(Some records)
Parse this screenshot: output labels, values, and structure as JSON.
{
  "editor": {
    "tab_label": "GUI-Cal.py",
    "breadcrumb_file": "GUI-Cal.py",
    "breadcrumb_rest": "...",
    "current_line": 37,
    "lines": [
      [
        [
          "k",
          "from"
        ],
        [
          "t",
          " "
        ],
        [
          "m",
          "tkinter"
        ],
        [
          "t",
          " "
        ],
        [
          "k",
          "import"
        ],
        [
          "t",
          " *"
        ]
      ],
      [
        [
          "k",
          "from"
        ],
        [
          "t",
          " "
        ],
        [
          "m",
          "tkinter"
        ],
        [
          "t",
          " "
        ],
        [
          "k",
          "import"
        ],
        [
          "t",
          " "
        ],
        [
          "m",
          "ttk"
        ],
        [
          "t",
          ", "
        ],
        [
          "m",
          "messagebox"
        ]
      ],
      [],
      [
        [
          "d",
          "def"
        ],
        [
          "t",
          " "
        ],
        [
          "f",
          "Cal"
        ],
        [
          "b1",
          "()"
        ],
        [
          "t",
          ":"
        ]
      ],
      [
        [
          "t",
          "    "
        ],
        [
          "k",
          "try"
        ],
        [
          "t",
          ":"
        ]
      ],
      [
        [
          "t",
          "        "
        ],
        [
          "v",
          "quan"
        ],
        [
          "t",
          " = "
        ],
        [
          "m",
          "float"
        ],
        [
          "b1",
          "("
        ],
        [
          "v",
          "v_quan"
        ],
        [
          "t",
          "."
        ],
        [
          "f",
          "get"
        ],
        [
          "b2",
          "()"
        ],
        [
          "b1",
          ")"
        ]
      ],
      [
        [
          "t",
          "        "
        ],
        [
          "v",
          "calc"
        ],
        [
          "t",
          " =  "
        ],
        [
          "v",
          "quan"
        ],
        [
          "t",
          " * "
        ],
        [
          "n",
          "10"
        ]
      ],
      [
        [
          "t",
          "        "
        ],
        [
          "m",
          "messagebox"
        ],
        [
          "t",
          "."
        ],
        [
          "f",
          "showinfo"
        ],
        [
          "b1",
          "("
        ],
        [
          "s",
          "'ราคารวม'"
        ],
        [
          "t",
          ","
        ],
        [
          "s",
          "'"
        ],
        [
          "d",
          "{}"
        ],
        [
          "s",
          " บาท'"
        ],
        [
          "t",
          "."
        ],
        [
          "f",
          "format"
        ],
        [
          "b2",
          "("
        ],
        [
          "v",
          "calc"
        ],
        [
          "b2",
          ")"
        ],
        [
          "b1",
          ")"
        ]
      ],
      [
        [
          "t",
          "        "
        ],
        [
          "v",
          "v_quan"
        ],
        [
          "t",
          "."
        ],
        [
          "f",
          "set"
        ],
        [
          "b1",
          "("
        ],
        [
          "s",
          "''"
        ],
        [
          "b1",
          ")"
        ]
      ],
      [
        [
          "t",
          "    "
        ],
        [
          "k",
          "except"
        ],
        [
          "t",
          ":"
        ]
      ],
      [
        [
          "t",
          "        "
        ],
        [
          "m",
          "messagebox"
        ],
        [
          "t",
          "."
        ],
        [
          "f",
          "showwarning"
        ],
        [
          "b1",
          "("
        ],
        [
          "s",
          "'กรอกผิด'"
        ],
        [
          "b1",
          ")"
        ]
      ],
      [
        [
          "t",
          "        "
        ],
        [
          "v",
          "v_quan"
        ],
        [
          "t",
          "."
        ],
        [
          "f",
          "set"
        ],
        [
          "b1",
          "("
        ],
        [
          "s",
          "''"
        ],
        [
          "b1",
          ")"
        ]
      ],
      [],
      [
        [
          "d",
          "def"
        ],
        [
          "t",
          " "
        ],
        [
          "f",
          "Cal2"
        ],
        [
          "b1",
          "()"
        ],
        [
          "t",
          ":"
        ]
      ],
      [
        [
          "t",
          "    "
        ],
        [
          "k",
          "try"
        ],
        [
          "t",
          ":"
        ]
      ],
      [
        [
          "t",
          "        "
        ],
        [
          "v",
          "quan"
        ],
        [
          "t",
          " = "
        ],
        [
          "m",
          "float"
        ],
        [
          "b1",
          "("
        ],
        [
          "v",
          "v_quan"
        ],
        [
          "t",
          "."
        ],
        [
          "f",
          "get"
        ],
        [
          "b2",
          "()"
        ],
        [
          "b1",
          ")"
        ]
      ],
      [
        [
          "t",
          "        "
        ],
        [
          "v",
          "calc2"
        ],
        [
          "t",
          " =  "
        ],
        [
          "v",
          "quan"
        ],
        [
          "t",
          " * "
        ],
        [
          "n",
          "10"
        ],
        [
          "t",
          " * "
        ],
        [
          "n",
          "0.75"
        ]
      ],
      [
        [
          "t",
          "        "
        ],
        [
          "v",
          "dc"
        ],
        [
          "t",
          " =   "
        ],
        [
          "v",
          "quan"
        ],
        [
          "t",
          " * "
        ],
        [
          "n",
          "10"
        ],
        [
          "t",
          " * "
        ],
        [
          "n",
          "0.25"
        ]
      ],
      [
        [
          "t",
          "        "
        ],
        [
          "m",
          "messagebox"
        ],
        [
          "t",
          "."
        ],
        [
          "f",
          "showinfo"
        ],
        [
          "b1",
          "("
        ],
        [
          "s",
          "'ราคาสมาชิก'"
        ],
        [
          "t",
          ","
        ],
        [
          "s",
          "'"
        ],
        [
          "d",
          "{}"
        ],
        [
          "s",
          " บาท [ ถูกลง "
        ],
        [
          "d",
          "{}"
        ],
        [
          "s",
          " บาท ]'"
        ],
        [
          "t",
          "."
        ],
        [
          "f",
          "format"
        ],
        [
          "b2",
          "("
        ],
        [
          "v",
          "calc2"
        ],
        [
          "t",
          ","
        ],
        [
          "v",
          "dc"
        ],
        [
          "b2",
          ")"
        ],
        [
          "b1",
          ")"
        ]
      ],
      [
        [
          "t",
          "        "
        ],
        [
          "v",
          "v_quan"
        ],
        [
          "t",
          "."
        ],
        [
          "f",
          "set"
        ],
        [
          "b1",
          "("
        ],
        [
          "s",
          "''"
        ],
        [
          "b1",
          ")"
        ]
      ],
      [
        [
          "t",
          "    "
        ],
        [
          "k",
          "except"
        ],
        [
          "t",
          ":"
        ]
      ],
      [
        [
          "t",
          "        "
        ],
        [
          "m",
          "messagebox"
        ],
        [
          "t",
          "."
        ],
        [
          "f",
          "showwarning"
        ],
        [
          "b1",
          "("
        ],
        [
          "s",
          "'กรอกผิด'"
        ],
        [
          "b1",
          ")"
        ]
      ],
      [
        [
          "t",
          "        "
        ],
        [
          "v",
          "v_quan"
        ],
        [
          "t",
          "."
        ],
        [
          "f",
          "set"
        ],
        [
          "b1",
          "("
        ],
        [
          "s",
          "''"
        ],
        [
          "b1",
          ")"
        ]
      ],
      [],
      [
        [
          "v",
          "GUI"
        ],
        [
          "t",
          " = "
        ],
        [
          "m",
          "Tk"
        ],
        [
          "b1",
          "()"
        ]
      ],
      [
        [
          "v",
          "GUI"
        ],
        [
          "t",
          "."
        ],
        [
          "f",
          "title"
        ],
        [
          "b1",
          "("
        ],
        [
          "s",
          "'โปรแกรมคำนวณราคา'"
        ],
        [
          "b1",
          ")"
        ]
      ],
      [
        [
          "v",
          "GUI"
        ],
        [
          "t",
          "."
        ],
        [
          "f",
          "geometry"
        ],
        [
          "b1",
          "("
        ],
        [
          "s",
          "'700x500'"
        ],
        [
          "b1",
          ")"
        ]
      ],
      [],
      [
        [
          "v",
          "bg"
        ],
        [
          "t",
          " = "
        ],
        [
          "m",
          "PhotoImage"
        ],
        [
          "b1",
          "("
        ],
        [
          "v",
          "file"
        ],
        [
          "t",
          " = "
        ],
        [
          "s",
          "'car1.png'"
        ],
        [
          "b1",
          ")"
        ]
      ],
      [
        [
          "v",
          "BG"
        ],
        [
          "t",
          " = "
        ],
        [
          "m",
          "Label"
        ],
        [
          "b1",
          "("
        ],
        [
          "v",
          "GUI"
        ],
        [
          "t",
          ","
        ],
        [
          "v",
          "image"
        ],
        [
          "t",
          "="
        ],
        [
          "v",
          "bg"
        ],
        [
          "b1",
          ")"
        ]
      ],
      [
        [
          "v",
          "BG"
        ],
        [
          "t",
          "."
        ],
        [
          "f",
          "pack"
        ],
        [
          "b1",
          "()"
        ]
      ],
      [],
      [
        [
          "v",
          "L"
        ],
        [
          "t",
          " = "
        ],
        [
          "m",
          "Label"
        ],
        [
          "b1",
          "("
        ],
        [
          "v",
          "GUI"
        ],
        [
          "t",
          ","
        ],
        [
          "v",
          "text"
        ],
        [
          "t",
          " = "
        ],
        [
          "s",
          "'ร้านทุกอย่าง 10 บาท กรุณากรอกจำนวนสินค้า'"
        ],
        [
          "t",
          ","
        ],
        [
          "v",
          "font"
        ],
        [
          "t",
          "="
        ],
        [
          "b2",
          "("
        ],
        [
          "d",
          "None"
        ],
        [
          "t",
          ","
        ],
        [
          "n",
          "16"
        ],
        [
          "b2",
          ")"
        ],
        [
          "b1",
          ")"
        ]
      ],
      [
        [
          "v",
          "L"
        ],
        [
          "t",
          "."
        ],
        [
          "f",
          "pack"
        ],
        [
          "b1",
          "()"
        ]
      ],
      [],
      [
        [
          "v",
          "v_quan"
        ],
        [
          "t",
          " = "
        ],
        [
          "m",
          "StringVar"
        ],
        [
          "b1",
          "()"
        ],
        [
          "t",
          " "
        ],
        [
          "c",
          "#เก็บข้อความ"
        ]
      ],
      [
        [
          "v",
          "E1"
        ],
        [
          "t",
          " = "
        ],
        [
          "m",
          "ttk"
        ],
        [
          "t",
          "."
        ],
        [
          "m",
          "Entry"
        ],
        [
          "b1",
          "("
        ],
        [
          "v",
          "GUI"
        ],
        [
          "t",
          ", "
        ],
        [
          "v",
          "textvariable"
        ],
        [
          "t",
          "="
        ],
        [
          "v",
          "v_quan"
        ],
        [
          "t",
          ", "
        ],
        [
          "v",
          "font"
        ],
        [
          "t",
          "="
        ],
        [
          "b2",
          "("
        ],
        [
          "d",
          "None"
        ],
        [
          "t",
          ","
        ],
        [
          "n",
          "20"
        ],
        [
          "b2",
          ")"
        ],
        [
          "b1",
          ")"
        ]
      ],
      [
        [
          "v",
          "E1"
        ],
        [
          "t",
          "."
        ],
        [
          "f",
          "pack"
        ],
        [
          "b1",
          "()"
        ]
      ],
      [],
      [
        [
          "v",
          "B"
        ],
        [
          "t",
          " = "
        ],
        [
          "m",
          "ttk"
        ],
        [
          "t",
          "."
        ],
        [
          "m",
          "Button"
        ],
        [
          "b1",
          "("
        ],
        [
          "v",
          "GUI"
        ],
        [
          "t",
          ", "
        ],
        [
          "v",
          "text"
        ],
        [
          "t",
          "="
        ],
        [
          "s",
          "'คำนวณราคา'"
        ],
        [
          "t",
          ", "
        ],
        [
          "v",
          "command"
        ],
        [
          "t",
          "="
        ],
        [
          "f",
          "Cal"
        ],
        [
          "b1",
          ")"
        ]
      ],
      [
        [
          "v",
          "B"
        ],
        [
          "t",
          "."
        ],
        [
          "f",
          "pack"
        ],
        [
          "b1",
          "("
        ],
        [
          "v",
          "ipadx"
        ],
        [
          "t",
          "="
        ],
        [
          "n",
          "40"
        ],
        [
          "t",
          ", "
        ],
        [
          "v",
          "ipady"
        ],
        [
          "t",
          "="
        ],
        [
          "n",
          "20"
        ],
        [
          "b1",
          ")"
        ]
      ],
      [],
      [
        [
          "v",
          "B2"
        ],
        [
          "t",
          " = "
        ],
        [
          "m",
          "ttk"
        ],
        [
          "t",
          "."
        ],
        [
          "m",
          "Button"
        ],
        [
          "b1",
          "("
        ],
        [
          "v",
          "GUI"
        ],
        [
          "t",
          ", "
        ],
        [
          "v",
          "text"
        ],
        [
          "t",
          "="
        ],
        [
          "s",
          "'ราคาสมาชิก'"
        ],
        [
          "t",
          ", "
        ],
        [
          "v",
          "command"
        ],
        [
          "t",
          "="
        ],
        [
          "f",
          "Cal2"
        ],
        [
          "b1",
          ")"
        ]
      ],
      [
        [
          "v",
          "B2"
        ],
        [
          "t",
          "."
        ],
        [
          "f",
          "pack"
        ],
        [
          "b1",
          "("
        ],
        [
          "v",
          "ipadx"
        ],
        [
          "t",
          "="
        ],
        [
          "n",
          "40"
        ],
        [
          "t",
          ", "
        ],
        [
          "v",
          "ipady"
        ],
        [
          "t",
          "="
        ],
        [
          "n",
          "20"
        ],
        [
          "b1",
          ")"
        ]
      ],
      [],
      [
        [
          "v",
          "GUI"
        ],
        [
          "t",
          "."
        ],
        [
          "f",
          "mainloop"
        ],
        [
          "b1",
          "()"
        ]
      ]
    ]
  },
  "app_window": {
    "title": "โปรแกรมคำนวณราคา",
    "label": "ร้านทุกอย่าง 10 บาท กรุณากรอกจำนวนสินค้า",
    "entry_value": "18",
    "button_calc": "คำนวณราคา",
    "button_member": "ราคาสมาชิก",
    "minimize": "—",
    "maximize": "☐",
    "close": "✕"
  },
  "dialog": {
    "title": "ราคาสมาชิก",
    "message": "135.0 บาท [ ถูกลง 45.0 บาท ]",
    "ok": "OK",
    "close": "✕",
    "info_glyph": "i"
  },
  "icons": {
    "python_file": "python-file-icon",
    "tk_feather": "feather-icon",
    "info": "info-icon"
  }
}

Task requirements. Read through the entries and copy every line that includes "โปรแกรมคำนวณราคา".

Solution to this exercise.
          "'โปรแกรมคำนวณราคา'"
    "title": "โปรแกรมคำนวณราคา",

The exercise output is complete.